- Written problem: Consider the data that follows and state how many lines contain the string "title", using the number alone.

───

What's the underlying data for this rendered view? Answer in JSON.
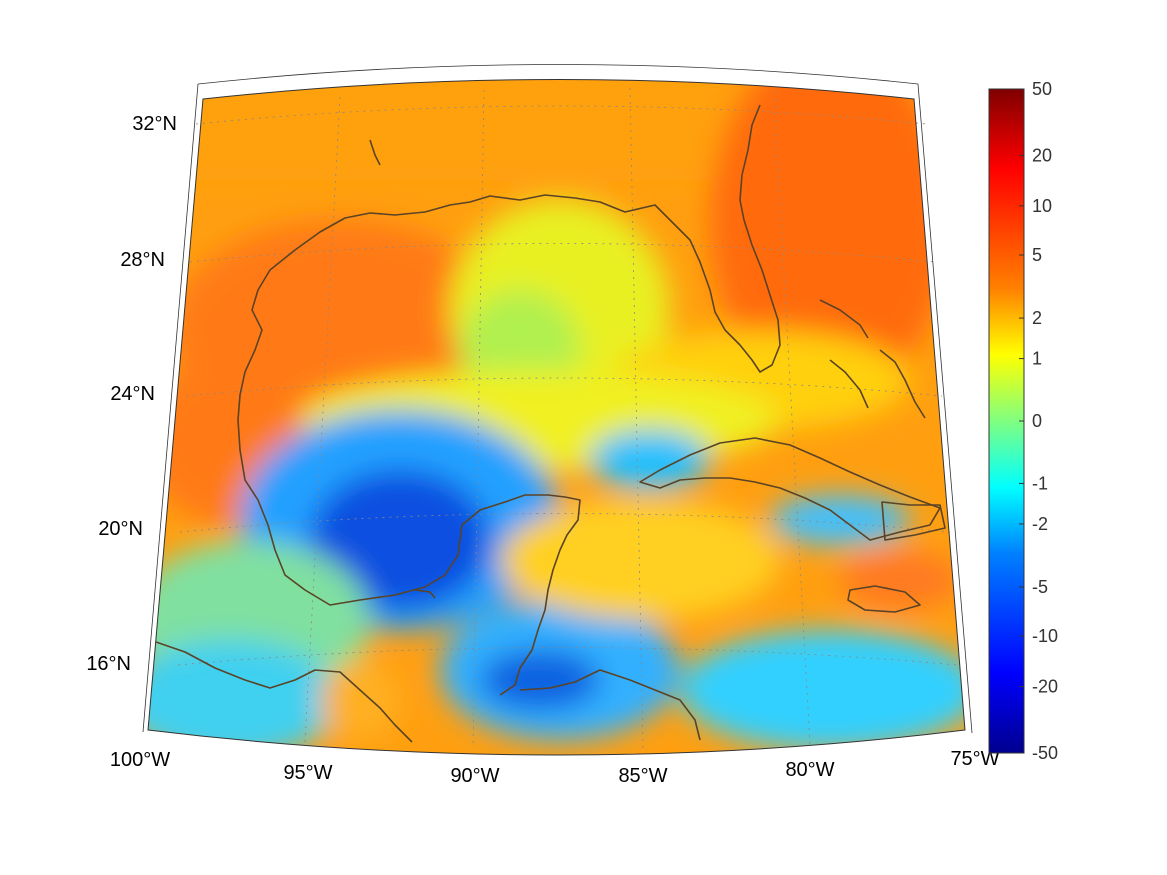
{
  "map": {
    "projection": "conic",
    "lon_range": [
      -100,
      -75
    ],
    "lat_range": [
      14,
      33
    ],
    "parallels_labels": [
      "16°N",
      "20°N",
      "24°N",
      "28°N",
      "32°N"
    ],
    "meridians_labels": [
      "100°W",
      "95°W",
      "90°W",
      "85°W",
      "80°W",
      "75°W"
    ],
    "grid": "dotted",
    "coastline_color": "#5a4326",
    "colormap": "jet"
  },
  "colorbar": {
    "ticks": [
      "50",
      "20",
      "10",
      "5",
      "2",
      "1",
      "0",
      "-1",
      "-2",
      "-5",
      "-10",
      "-20",
      "-50"
    ],
    "range": [
      -50,
      50
    ],
    "scale": "symmetric-log"
  },
  "field_description_regions": [
    {
      "region": "western Gulf",
      "level": "orange"
    },
    {
      "region": "Bay of Campeche",
      "level": "blue"
    },
    {
      "region": "Florida & Atlantic",
      "level": "red-orange"
    },
    {
      "region": "Caribbean south",
      "level": "cyan"
    }
  ]
}
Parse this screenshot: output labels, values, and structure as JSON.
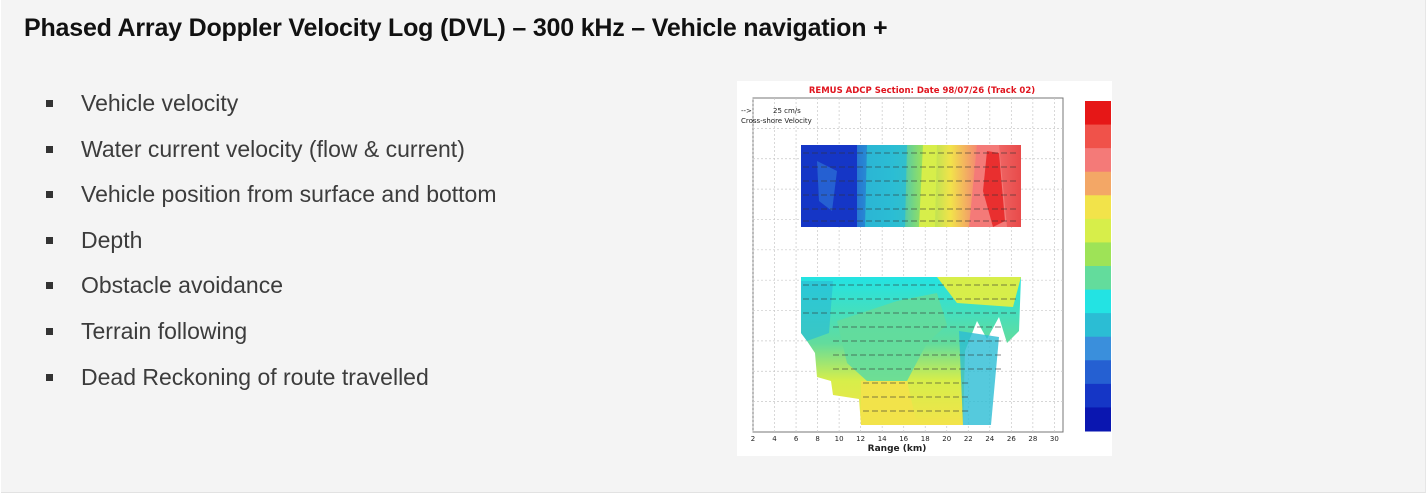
{
  "title": "Phased Array Doppler Velocity Log (DVL) – 300 kHz – Vehicle navigation +",
  "bullets": [
    "Vehicle velocity",
    "Water current velocity (flow & current)",
    "Vehicle position from surface and bottom",
    "Depth",
    "Obstacle avoidance",
    "Terrain following",
    "Dead Reckoning of route travelled"
  ],
  "figure": {
    "title": "REMUS ADCP Section: Date 98/07/26 (Track 02)",
    "legend_scale": "25 cm/s",
    "legend_label": "Cross-shore Velocity",
    "xlabel": "Range (km)",
    "x_ticks": [
      "2",
      "4",
      "6",
      "8",
      "10",
      "12",
      "14",
      "16",
      "18",
      "20",
      "22",
      "24",
      "26",
      "28",
      "30"
    ],
    "colors": {
      "title": "#e0141e",
      "colorbar": [
        "#e61717",
        "#f0524a",
        "#f47a78",
        "#f3a766",
        "#f2e34a",
        "#d7ee4a",
        "#9ee357",
        "#63dc9c",
        "#23e3e3",
        "#2bbdd4",
        "#3a8fdc",
        "#2560d2",
        "#1536c6",
        "#0a16b0"
      ]
    }
  }
}
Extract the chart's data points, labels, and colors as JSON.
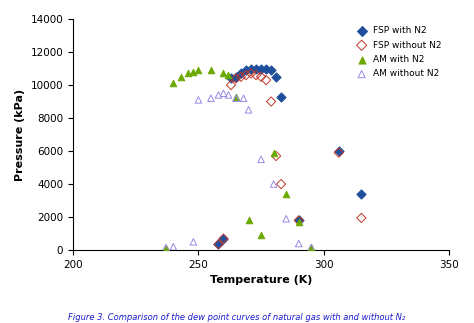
{
  "title": "",
  "xlabel": "Temperature (K)",
  "ylabel": "Pressure (kPa)",
  "caption": "Figure 3. Comparison of the dew point curves of natural gas with and without N₂",
  "xlim": [
    200,
    350
  ],
  "ylim": [
    0,
    14000
  ],
  "xticks": [
    200,
    250,
    300,
    350
  ],
  "yticks": [
    0,
    2000,
    4000,
    6000,
    8000,
    10000,
    12000,
    14000
  ],
  "FSP_with_N2": {
    "T": [
      258,
      260,
      263,
      265,
      267,
      269,
      271,
      273,
      275,
      277,
      279,
      281,
      283,
      290,
      306,
      315
    ],
    "P": [
      350,
      700,
      10400,
      10500,
      10700,
      10900,
      11000,
      11000,
      11000,
      11000,
      10900,
      10500,
      9300,
      1800,
      6000,
      3400
    ],
    "color": "#1f4e9c",
    "marker": "D",
    "filled": true,
    "label": "FSP with N2"
  },
  "FSP_without_N2": {
    "T": [
      258,
      260,
      263,
      265,
      267,
      269,
      271,
      273,
      275,
      277,
      279,
      281,
      283,
      290,
      306,
      315
    ],
    "P": [
      350,
      700,
      10000,
      10400,
      10500,
      10600,
      10700,
      10600,
      10500,
      10300,
      9000,
      5700,
      4000,
      1800,
      5900,
      1950
    ],
    "color": "#c0392b",
    "marker": "D",
    "filled": false,
    "label": "FSP without N2"
  },
  "AM_with_N2": {
    "T": [
      237,
      240,
      243,
      246,
      248,
      250,
      255,
      260,
      262,
      265,
      270,
      275,
      280,
      285,
      290,
      295
    ],
    "P": [
      100,
      10100,
      10500,
      10700,
      10800,
      10900,
      10900,
      10700,
      10600,
      9300,
      1800,
      900,
      5900,
      3400,
      1700,
      200
    ],
    "color": "#6aaa00",
    "marker": "^",
    "filled": true,
    "label": "AM with N2"
  },
  "AM_without_N2": {
    "T": [
      237,
      240,
      248,
      250,
      255,
      258,
      260,
      262,
      265,
      268,
      270,
      275,
      280,
      285,
      290,
      295
    ],
    "P": [
      150,
      200,
      500,
      9100,
      9200,
      9400,
      9500,
      9400,
      9200,
      9200,
      8500,
      5500,
      4000,
      1900,
      400,
      150
    ],
    "color": "#9b88e8",
    "marker": "^",
    "filled": false,
    "label": "AM without N2"
  },
  "background_color": "#ffffff",
  "legend_loc": "upper right"
}
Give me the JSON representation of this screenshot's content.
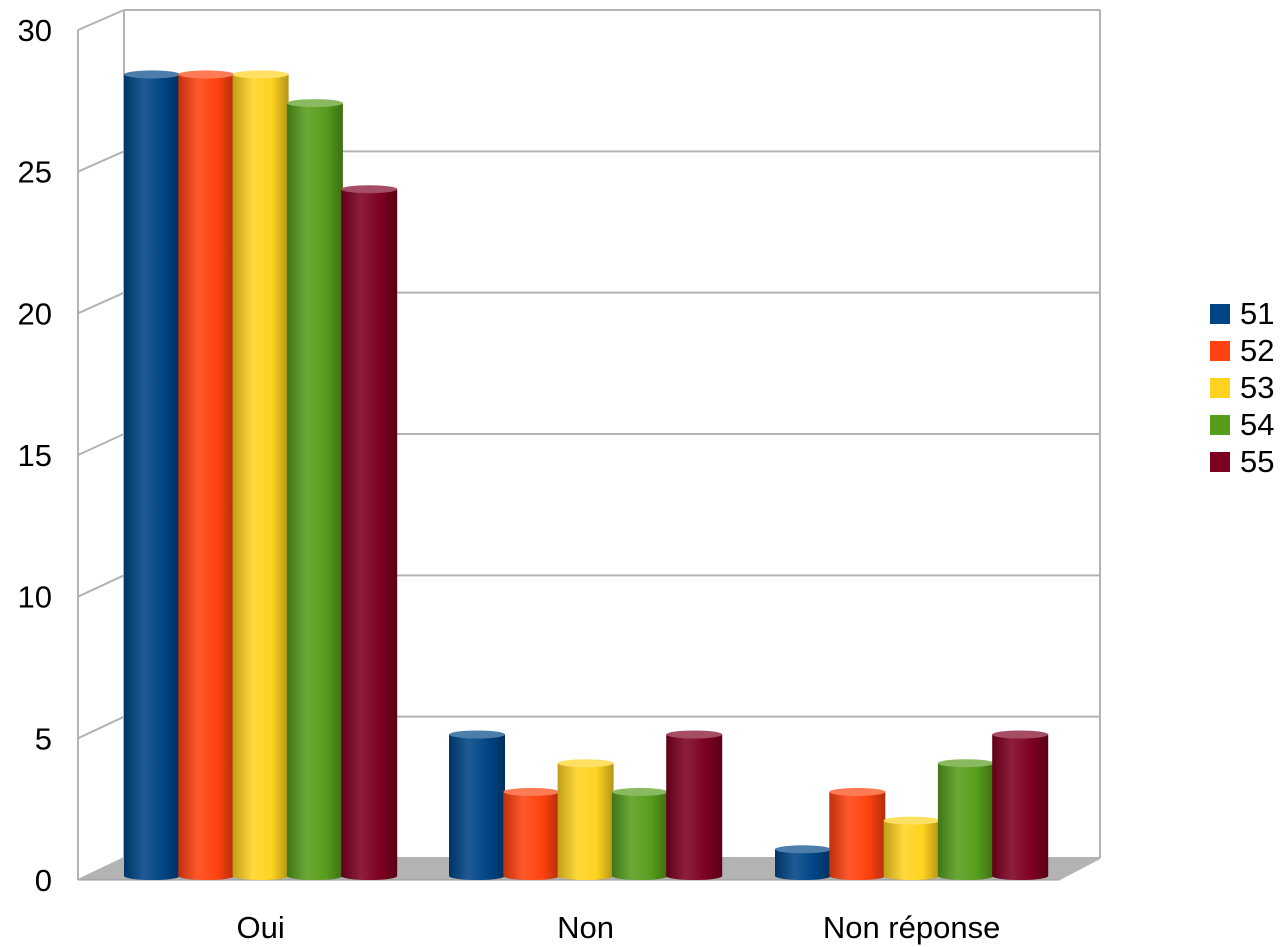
{
  "chart_data": {
    "type": "bar",
    "style": "3d-cylinder",
    "categories": [
      "Oui",
      "Non",
      "Non réponse"
    ],
    "series": [
      {
        "name": "51",
        "color": "#004586",
        "values": [
          28,
          5,
          1
        ]
      },
      {
        "name": "52",
        "color": "#ff420e",
        "values": [
          28,
          3,
          3
        ]
      },
      {
        "name": "53",
        "color": "#ffd320",
        "values": [
          28,
          4,
          2
        ]
      },
      {
        "name": "54",
        "color": "#579d1c",
        "values": [
          27,
          3,
          4
        ]
      },
      {
        "name": "55",
        "color": "#7e0021",
        "values": [
          24,
          5,
          5
        ]
      }
    ],
    "yticks": [
      "0",
      "5",
      "10",
      "15",
      "20",
      "25",
      "30"
    ],
    "ylim": [
      0,
      30
    ],
    "grid": true,
    "legend": "right",
    "title": "",
    "xlabel": "",
    "ylabel": ""
  }
}
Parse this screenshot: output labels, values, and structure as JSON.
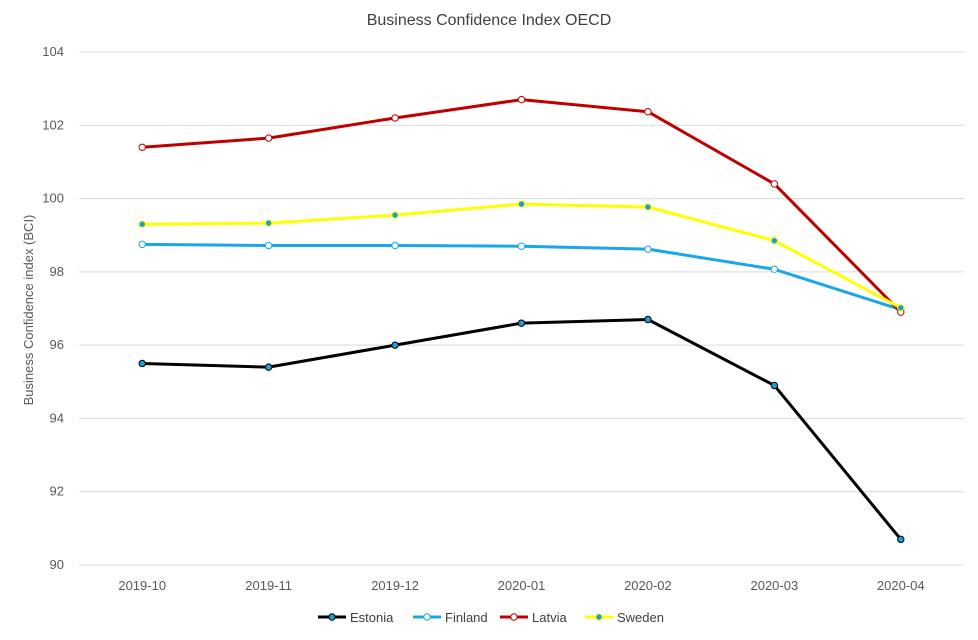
{
  "chart_data": {
    "type": "line",
    "title": "Business Confidence  Index OECD",
    "xlabel": "",
    "ylabel": "Business Confidence index (BCI)",
    "categories": [
      "2019-10",
      "2019-11",
      "2019-12",
      "2020-01",
      "2020-02",
      "2020-03",
      "2020-04"
    ],
    "ylim": [
      90,
      104
    ],
    "yticks": [
      90,
      92,
      94,
      96,
      98,
      100,
      102,
      104
    ],
    "grid": true,
    "legend_position": "bottom",
    "series": [
      {
        "name": "Estonia",
        "color": "#000000",
        "marker_fill": "#1f9bd7",
        "values": [
          95.5,
          95.4,
          96.0,
          96.6,
          96.7,
          94.9,
          90.7
        ]
      },
      {
        "name": "Finland",
        "color": "#1aa7e8",
        "marker_fill": "#ffffff",
        "values": [
          98.75,
          98.72,
          98.72,
          98.7,
          98.62,
          98.07,
          96.97
        ]
      },
      {
        "name": "Latvia",
        "color": "#c00000",
        "marker_fill": "#ffffff",
        "values": [
          101.4,
          101.65,
          102.2,
          102.7,
          102.37,
          100.4,
          96.9
        ]
      },
      {
        "name": "Sweden",
        "color": "#ffff00",
        "marker_fill": "#1f9bd7",
        "values": [
          99.3,
          99.33,
          99.55,
          99.85,
          99.77,
          98.85,
          97.02
        ]
      }
    ]
  }
}
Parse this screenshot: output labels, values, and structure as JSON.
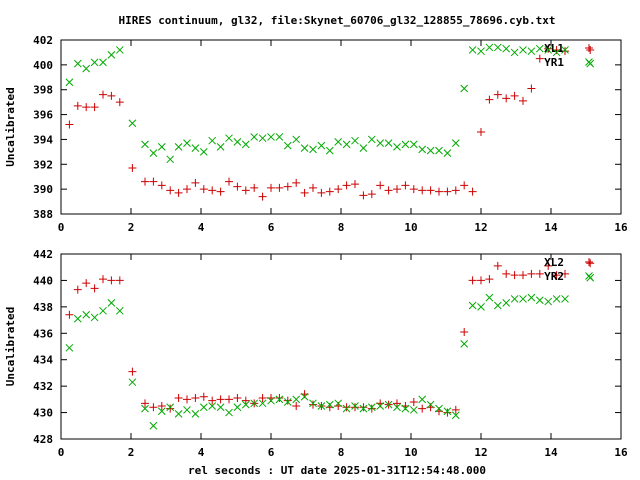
{
  "title": "HIRES continuum, gl32, file:Skynet_60706_gl32_128855_78696.cyb.txt",
  "xlabel": "rel seconds : UT date 2025-01-31T12:54:48.000",
  "colors": {
    "x1": "#cc0000",
    "y1": "#00aa00",
    "axis": "#000000"
  },
  "chart_data": [
    {
      "type": "scatter",
      "ylabel": "Uncalibrated",
      "xlim": [
        0,
        16
      ],
      "ylim": [
        388,
        402
      ],
      "xticks": [
        0,
        2,
        4,
        6,
        8,
        10,
        12,
        14,
        16
      ],
      "yticks": [
        388,
        390,
        392,
        394,
        396,
        398,
        400,
        402
      ],
      "legend_position": "top-right",
      "series": [
        {
          "name": "XL1",
          "marker": "plus",
          "x": [
            0.24,
            0.48,
            0.72,
            0.96,
            1.2,
            1.44,
            1.68,
            2.04,
            2.4,
            2.64,
            2.88,
            3.12,
            3.36,
            3.6,
            3.84,
            4.08,
            4.32,
            4.56,
            4.8,
            5.04,
            5.28,
            5.52,
            5.76,
            6.0,
            6.24,
            6.48,
            6.72,
            6.96,
            7.2,
            7.44,
            7.68,
            7.92,
            8.16,
            8.4,
            8.64,
            8.88,
            9.12,
            9.36,
            9.6,
            9.84,
            10.08,
            10.32,
            10.56,
            10.8,
            11.04,
            11.28,
            11.52,
            11.76,
            12.0,
            12.24,
            12.48,
            12.72,
            12.96,
            13.2,
            13.44,
            13.68,
            13.92,
            14.16,
            14.4,
            15.12
          ],
          "y": [
            395.2,
            396.7,
            396.6,
            396.6,
            397.6,
            397.5,
            397.0,
            391.7,
            390.6,
            390.6,
            390.3,
            389.9,
            389.7,
            390.0,
            390.5,
            390.0,
            389.9,
            389.8,
            390.6,
            390.2,
            389.9,
            390.1,
            389.4,
            390.1,
            390.1,
            390.2,
            390.5,
            389.7,
            390.1,
            389.7,
            389.8,
            390.0,
            390.3,
            390.4,
            389.5,
            389.6,
            390.3,
            389.9,
            390.0,
            390.3,
            390.0,
            389.9,
            389.9,
            389.8,
            389.8,
            389.9,
            390.3,
            389.8,
            394.6,
            397.2,
            397.6,
            397.3,
            397.5,
            397.1,
            398.1,
            400.5,
            401.3,
            401.2,
            401.1,
            401.2
          ]
        },
        {
          "name": "YR1",
          "marker": "cross",
          "x": [
            0.24,
            0.48,
            0.72,
            0.96,
            1.2,
            1.44,
            1.68,
            2.04,
            2.4,
            2.64,
            2.88,
            3.12,
            3.36,
            3.6,
            3.84,
            4.08,
            4.32,
            4.56,
            4.8,
            5.04,
            5.28,
            5.52,
            5.76,
            6.0,
            6.24,
            6.48,
            6.72,
            6.96,
            7.2,
            7.44,
            7.68,
            7.92,
            8.16,
            8.4,
            8.64,
            8.88,
            9.12,
            9.36,
            9.6,
            9.84,
            10.08,
            10.32,
            10.56,
            10.8,
            11.04,
            11.28,
            11.52,
            11.76,
            12.0,
            12.24,
            12.48,
            12.72,
            12.96,
            13.2,
            13.44,
            13.68,
            13.92,
            14.16,
            14.4,
            15.12
          ],
          "y": [
            398.6,
            400.1,
            399.7,
            400.2,
            400.2,
            400.8,
            401.2,
            395.3,
            393.6,
            392.9,
            393.4,
            392.4,
            393.4,
            393.7,
            393.3,
            393.0,
            393.9,
            393.4,
            394.1,
            393.8,
            393.6,
            394.2,
            394.1,
            394.2,
            394.2,
            393.5,
            394.0,
            393.3,
            393.2,
            393.5,
            393.1,
            393.8,
            393.6,
            393.9,
            393.3,
            394.0,
            393.7,
            393.7,
            393.4,
            393.6,
            393.6,
            393.2,
            393.1,
            393.1,
            392.9,
            393.7,
            398.1,
            401.2,
            401.1,
            401.4,
            401.4,
            401.3,
            401.0,
            401.2,
            401.1,
            401.3,
            401.2,
            401.0,
            401.2,
            400.1
          ]
        }
      ]
    },
    {
      "type": "scatter",
      "ylabel": "Uncalibrated",
      "xlim": [
        0,
        16
      ],
      "ylim": [
        428,
        442
      ],
      "xticks": [
        0,
        2,
        4,
        6,
        8,
        10,
        12,
        14,
        16
      ],
      "yticks": [
        428,
        430,
        432,
        434,
        436,
        438,
        440,
        442
      ],
      "legend_position": "top-right",
      "series": [
        {
          "name": "XL2",
          "marker": "plus",
          "x": [
            0.24,
            0.48,
            0.72,
            0.96,
            1.2,
            1.44,
            1.68,
            2.04,
            2.4,
            2.64,
            2.88,
            3.12,
            3.36,
            3.6,
            3.84,
            4.08,
            4.32,
            4.56,
            4.8,
            5.04,
            5.28,
            5.52,
            5.76,
            6.0,
            6.24,
            6.48,
            6.72,
            6.96,
            7.2,
            7.44,
            7.68,
            7.92,
            8.16,
            8.4,
            8.64,
            8.88,
            9.12,
            9.36,
            9.6,
            9.84,
            10.08,
            10.32,
            10.56,
            10.8,
            11.04,
            11.28,
            11.52,
            11.76,
            12.0,
            12.24,
            12.48,
            12.72,
            12.96,
            13.2,
            13.44,
            13.68,
            13.92,
            14.16,
            14.4,
            15.12
          ],
          "y": [
            437.4,
            439.3,
            439.8,
            439.4,
            440.1,
            440.0,
            440.0,
            433.1,
            430.7,
            430.4,
            430.5,
            430.3,
            431.1,
            431.0,
            431.1,
            431.2,
            430.9,
            431.0,
            431.0,
            431.1,
            430.9,
            430.7,
            431.1,
            431.1,
            431.1,
            430.9,
            430.5,
            431.4,
            430.6,
            430.5,
            430.4,
            430.5,
            430.4,
            430.4,
            430.4,
            430.3,
            430.7,
            430.6,
            430.7,
            430.5,
            430.8,
            430.3,
            430.4,
            430.1,
            430.0,
            430.2,
            436.1,
            440.0,
            440.0,
            440.1,
            441.1,
            440.5,
            440.4,
            440.4,
            440.5,
            440.5,
            441.1,
            440.4,
            440.5,
            441.3
          ]
        },
        {
          "name": "YR2",
          "marker": "cross",
          "x": [
            0.24,
            0.48,
            0.72,
            0.96,
            1.2,
            1.44,
            1.68,
            2.04,
            2.4,
            2.64,
            2.88,
            3.12,
            3.36,
            3.6,
            3.84,
            4.08,
            4.32,
            4.56,
            4.8,
            5.04,
            5.28,
            5.52,
            5.76,
            6.0,
            6.24,
            6.48,
            6.72,
            6.96,
            7.2,
            7.44,
            7.68,
            7.92,
            8.16,
            8.4,
            8.64,
            8.88,
            9.12,
            9.36,
            9.6,
            9.84,
            10.08,
            10.32,
            10.56,
            10.8,
            11.04,
            11.28,
            11.52,
            11.76,
            12.0,
            12.24,
            12.48,
            12.72,
            12.96,
            13.2,
            13.44,
            13.68,
            13.92,
            14.16,
            14.4,
            15.12
          ],
          "y": [
            434.9,
            437.1,
            437.4,
            437.2,
            437.7,
            438.3,
            437.7,
            432.3,
            430.3,
            429.0,
            430.1,
            430.4,
            429.9,
            430.2,
            429.9,
            430.4,
            430.5,
            430.4,
            430.0,
            430.4,
            430.6,
            430.7,
            430.7,
            430.9,
            431.0,
            430.8,
            431.0,
            431.2,
            430.7,
            430.5,
            430.6,
            430.7,
            430.3,
            430.5,
            430.3,
            430.4,
            430.5,
            430.6,
            430.4,
            430.3,
            430.2,
            431.0,
            430.6,
            430.3,
            430.1,
            429.8,
            435.2,
            438.1,
            438.0,
            438.7,
            438.1,
            438.3,
            438.6,
            438.6,
            438.7,
            438.5,
            438.4,
            438.6,
            438.6,
            440.2
          ]
        }
      ]
    }
  ]
}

───

- Response to the task: 7